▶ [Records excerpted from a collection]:
• • • • • • •
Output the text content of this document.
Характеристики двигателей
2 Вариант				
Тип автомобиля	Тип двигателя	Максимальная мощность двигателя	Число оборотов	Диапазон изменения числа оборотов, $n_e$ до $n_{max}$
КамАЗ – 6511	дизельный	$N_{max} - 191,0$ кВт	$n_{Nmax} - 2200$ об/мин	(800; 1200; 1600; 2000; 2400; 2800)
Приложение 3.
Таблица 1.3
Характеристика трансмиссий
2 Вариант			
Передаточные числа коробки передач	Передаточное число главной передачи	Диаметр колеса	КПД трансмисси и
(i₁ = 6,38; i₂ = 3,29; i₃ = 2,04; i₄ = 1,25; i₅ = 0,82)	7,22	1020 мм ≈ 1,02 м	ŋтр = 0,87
• • • • • • •
▶ [The problem]: Exactly as shown above, return every record.

▶ [Output of the exercise]:
Output the text content of this document.
Характеристики двигателей
2 Вариант				
Тип автомобиля	Тип двигателя	Максимальная мощность двигателя	Число оборотов	Диапазон изменения числа оборотов, $n_e$ до $n_{max}$
КамАЗ – 6511	дизельный	$N_{max} - 191,0$ кВт	$n_{Nmax} - 2200$ об/мин	(800; 1200; 1600; 2000; 2400; 2800)
Приложение 3.
Таблица 1.3
Характеристика трансмиссий
2 Вариант			
Передаточные числа коробки передач	Передаточное число главной передачи	Диаметр колеса	КПД трансмисси и
(i₁ = 6,38; i₂ = 3,29; i₃ = 2,04; i₄ = 1,25; i₅ = 0,82)	7,22	1020 мм ≈ 1,02 м	ŋтр = 0,87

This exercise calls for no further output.